Start of EXERCISE MATERIAL
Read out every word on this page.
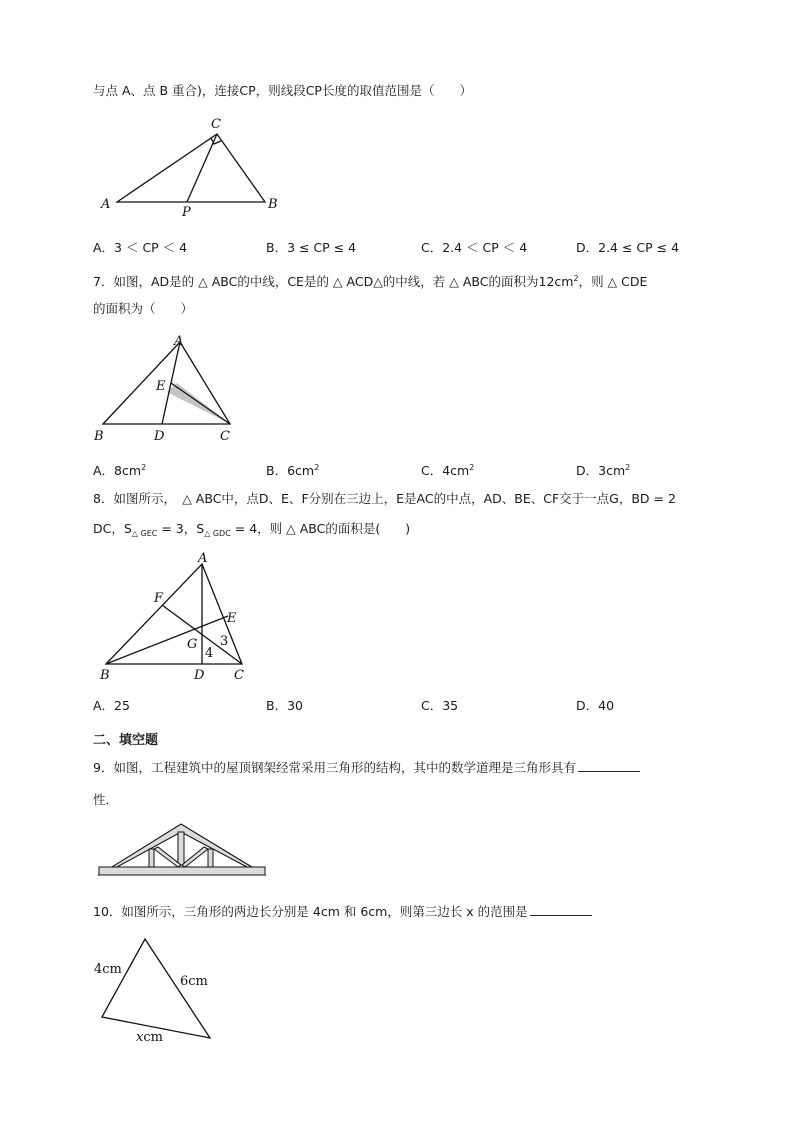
与点 A、点 B 重合)，连接CP，则线段CP长度的取值范围是（　　）
C
A	B
P
A．3 ＜ CP ＜ 4	B．3 ≤ CP ≤ 4	C．2.4 ＜ CP ＜ 4	D．2.4 ≤ CP ≤ 4
7．如图，AD是的 △ ABC的中线，CE是的 △ ACD△的中线，若 △ ABC的面积为$12cm^2$，则 △ CDE
的面积为（　　）
A
E
B	D	C
A．$8cm^2$	B．$6cm^2$	C．$4cm^2$	D．$3cm^2$
8．如图所示，　△ ABC中，点D、E、F分别在三边上，E是AC的中点，AD、BE、CF交于一点G，BD = 2
DC，$S_{\triangle GEC} = 3$，$S_{\triangle GDC} = 4$，则 △ ABC的面积是(　　)
A
F
E
G 3
4
B	D C
A．25	B．30	C．35	D．40
二、填空题
9．如图，工程建筑中的屋顶钢架经常采用三角形的结构，其中的数学道理是三角形具有
性．
10．如图所示，三角形的两边长分别是 4cm 和 6cm，则第三边长 x 的范围是
4cm
6cm
xcm
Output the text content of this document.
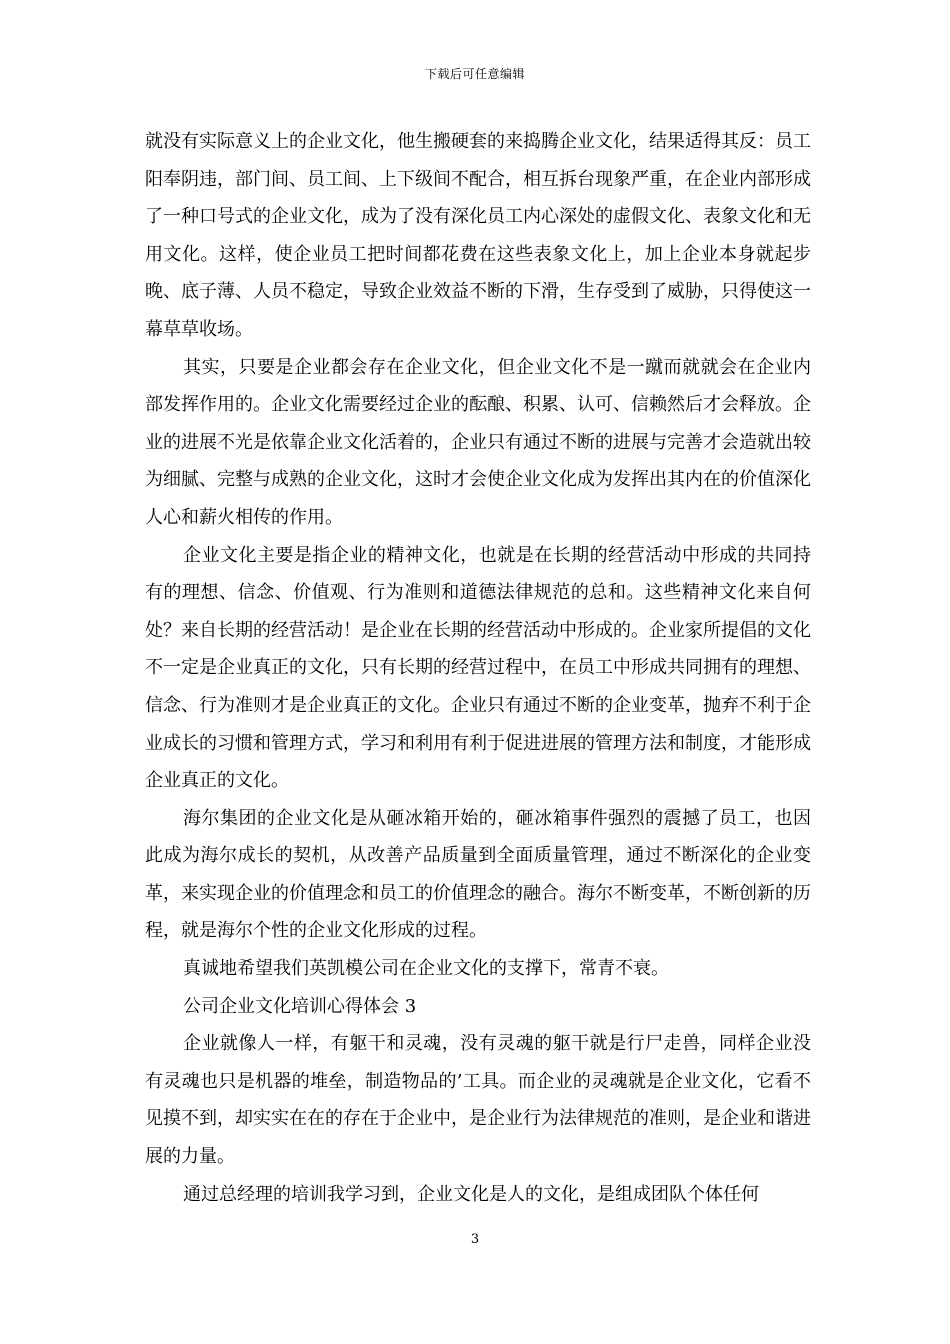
下载后可任意编辑

就没有实际意义上的企业文化，他生搬硬套的来捣腾企业文化，结果适得其反：员工阳奉阴违，部门间、员工间、上下级间不配合，相互拆台现象严重，在企业内部形成了一种口号式的企业文化，成为了没有深化员工内心深处的虚假文化、表象文化和无用文化。这样，使企业员工把时间都花费在这些表象文化上，加上企业本身就起步晚、底子薄、人员不稳定，导致企业效益不断的下滑，生存受到了威胁，只得使这一幕草草收场。

其实，只要是企业都会存在企业文化，但企业文化不是一蹴而就就会在企业内部发挥作用的。企业文化需要经过企业的酝酿、积累、认可、信赖然后才会释放。企业的进展不光是依靠企业文化活着的，企业只有通过不断的进展与完善才会造就出较为细腻、完整与成熟的企业文化，这时才会使企业文化成为发挥出其内在的价值深化人心和薪火相传的作用。

企业文化主要是指企业的精神文化，也就是在长期的经营活动中形成的共同持有的理想、信念、价值观、行为准则和道德法律规范的总和。这些精神文化来自何处？来自长期的经营活动！是企业在长期的经营活动中形成的。企业家所提倡的文化不一定是企业真正的文化，只有长期的经营过程中，在员工中形成共同拥有的理想、信念、行为准则才是企业真正的文化。企业只有通过不断的企业变革，抛弃不利于企业成长的习惯和管理方式，学习和利用有利于促进进展的管理方法和制度，才能形成企业真正的文化。

海尔集团的企业文化是从砸冰箱开始的，砸冰箱事件强烈的震撼了员工，也因此成为海尔成长的契机，从改善产品质量到全面质量管理，通过不断深化的企业变革，来实现企业的价值理念和员工的价值理念的融合。海尔不断变革，不断创新的历程，就是海尔个性的企业文化形成的过程。

真诚地希望我们英凯模公司在企业文化的支撑下，常青不衰。

公司企业文化培训心得体会 3

企业就像人一样，有躯干和灵魂，没有灵魂的躯干就是行尸走兽，同样企业没有灵魂也只是机器的堆垒，制造物品的’工具。而企业的灵魂就是企业文化，它看不见摸不到，却实实在在的存在于企业中，是企业行为法律规范的准则，是企业和谐进展的力量。

通过总经理的培训我学习到，企业文化是人的文化，是组成团队个体任何

3
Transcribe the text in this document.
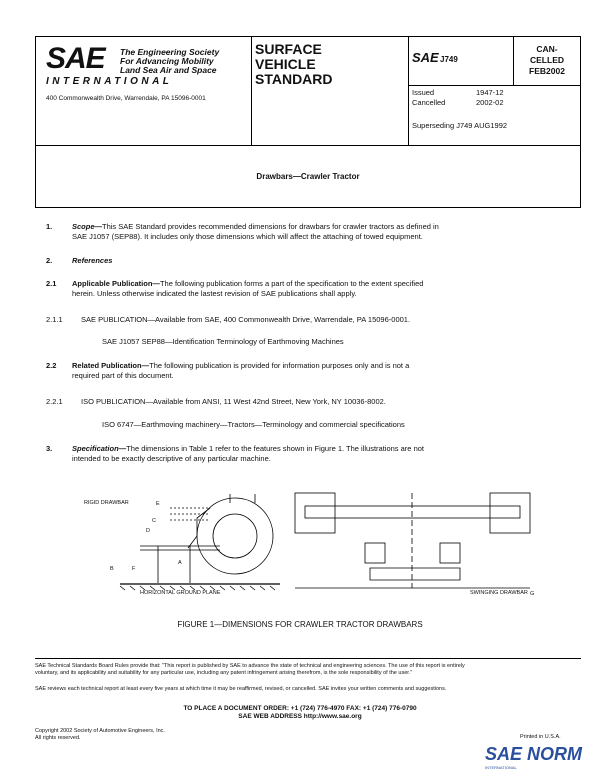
SAE The Engineering Society
For Advancing Mobility
Land Sea Air and Space
INTERNATIONAL
400 Commonwealth Drive, Warrendale, PA 15096-0001
SURFACE
VEHICLE
STANDARD
SAE J749
CAN-
CELLED
FEB2002
Issued	1947-12
Cancelled	2002-02
Superseding J749 AUG1992
Drawbars—Crawler Tractor
1.	Scope—This SAE Standard provides recommended dimensions for drawbars for crawler tractors as defined in
SAE J1057 (SEP88). It includes only those dimensions which will affect the attaching of towed equipment.
2.	References
2.1 Applicable Publication—The following publication forms a part of the specification to the extent specified
herein. Unless otherwise indicated the lastest revision of SAE publications shall apply.
2.1.1 SAE PUBLICATION—Available from SAE, 400 Commonwealth Drive, Warrendale, PA 15096-0001.
SAE J1057 SEP88—Identification Terminology of Earthmoving Machines
2.2 Related Publication—The following publication is provided for information purposes only and is not a
required part of this document.
2.2.1 ISO PUBLICATION—Available from ANSI, 11 West 42nd Street, New York, NY 10036-8002.
ISO 6747—Earthmoving machinery—Tractors—Terminology and commercial specifications
3.	Specification—The dimensions in Table 1 refer to the features shown in Figure 1. The illustrations are not
intended to be exactly descriptive of any particular machine.
RIGID DRAWBAR
HORIZONTAL GROUND PLANE	SWINGING DRAWBAR
A
B
C
D
E
F
G
FIGURE 1—DIMENSIONS FOR CRAWLER TRACTOR DRAWBARS
SAE Technical Standards Board Rules provide that: "This report is published by SAE to advance the state of technical and engineering sciences. The use of this report is entirely
voluntary, and its applicability and suitability for any particular use, including any patent infringement arising therefrom, is the sole responsibility of the user."
SAE reviews each technical report at least every five years at which time it may be reaffirmed, revised, or cancelled. SAE invites your written comments and suggestions.
TO PLACE A DOCUMENT ORDER: +1 (724) 776-4970 FAX: +1 (724) 776-0790
SAE WEB ADDRESS http://www.sae.org
Copyright 2002 Society of Automotive Engineers, Inc.
All rights reserved.	Printed in U.S.A.
SAE NORM
INTERNATIONAL
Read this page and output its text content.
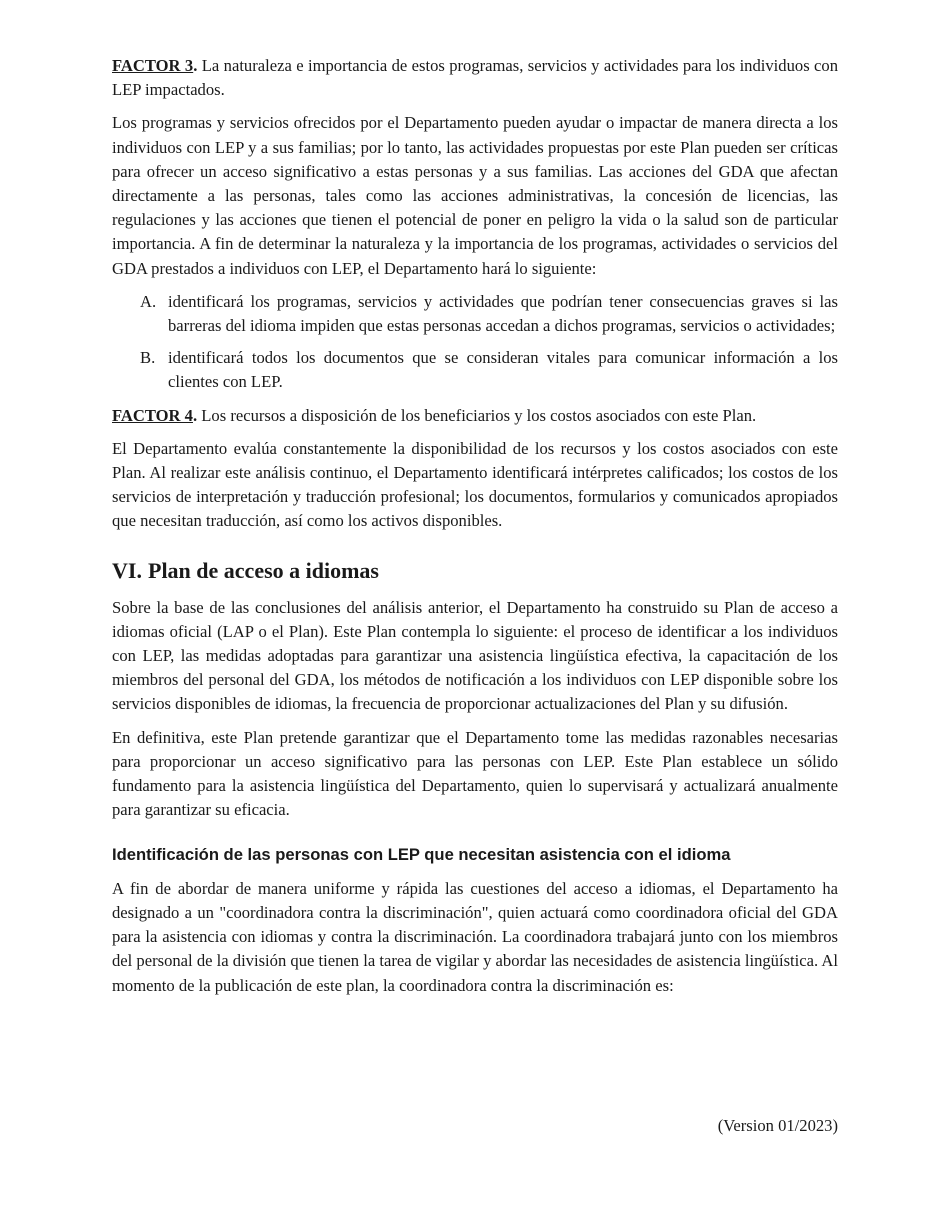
FACTOR 3. La naturaleza e importancia de estos programas, servicios y actividades para los individuos con LEP impactados.

Los programas y servicios ofrecidos por el Departamento pueden ayudar o impactar de manera directa a los individuos con LEP y a sus familias; por lo tanto, las actividades propuestas por este Plan pueden ser críticas para ofrecer un acceso significativo a estas personas y a sus familias. Las acciones del GDA que afectan directamente a las personas, tales como las acciones administrativas, la concesión de licencias, las regulaciones y las acciones que tienen el potencial de poner en peligro la vida o la salud son de particular importancia. A fin de determinar la naturaleza y la importancia de los programas, actividades o servicios del GDA prestados a individuos con LEP, el Departamento hará lo siguiente:

A. identificará los programas, servicios y actividades que podrían tener consecuencias graves si las barreras del idioma impiden que estas personas accedan a dichos programas, servicios o actividades;
B. identificará todos los documentos que se consideran vitales para comunicar información a los clientes con LEP.

FACTOR 4. Los recursos a disposición de los beneficiarios y los costos asociados con este Plan.

El Departamento evalúa constantemente la disponibilidad de los recursos y los costos asociados con este Plan. Al realizar este análisis continuo, el Departamento identificará intérpretes calificados; los costos de los servicios de interpretación y traducción profesional; los documentos, formularios y comunicados apropiados que necesitan traducción, así como los activos disponibles.

VI. Plan de acceso a idiomas

Sobre la base de las conclusiones del análisis anterior, el Departamento ha construido su Plan de acceso a idiomas oficial (LAP o el Plan). Este Plan contempla lo siguiente: el proceso de identificar a los individuos con LEP, las medidas adoptadas para garantizar una asistencia lingüística efectiva, la capacitación de los miembros del personal del GDA, los métodos de notificación a los individuos con LEP disponible sobre los servicios disponibles de idiomas, la frecuencia de proporcionar actualizaciones del Plan y su difusión.

En definitiva, este Plan pretende garantizar que el Departamento tome las medidas razonables necesarias para proporcionar un acceso significativo para las personas con LEP. Este Plan establece un sólido fundamento para la asistencia lingüística del Departamento, quien lo supervisará y actualizará anualmente para garantizar su eficacia.

Identificación de las personas con LEP que necesitan asistencia con el idioma

A fin de abordar de manera uniforme y rápida las cuestiones del acceso a idiomas, el Departamento ha designado a un "coordinadora contra la discriminación", quien actuará como coordinadora oficial del GDA para la asistencia con idiomas y contra la discriminación. La coordinadora trabajará junto con los miembros del personal de la división que tienen la tarea de vigilar y abordar las necesidades de asistencia lingüística. Al momento de la publicación de este plan, la coordinadora contra la discriminación es:

(Version 01/2023)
End of EXERCISE MATERIAL
- WRITTEN EXERCISE -
Give only the number of lines in the listing above that include the string "naturaleza".

- EXPECTED ANSWER -
2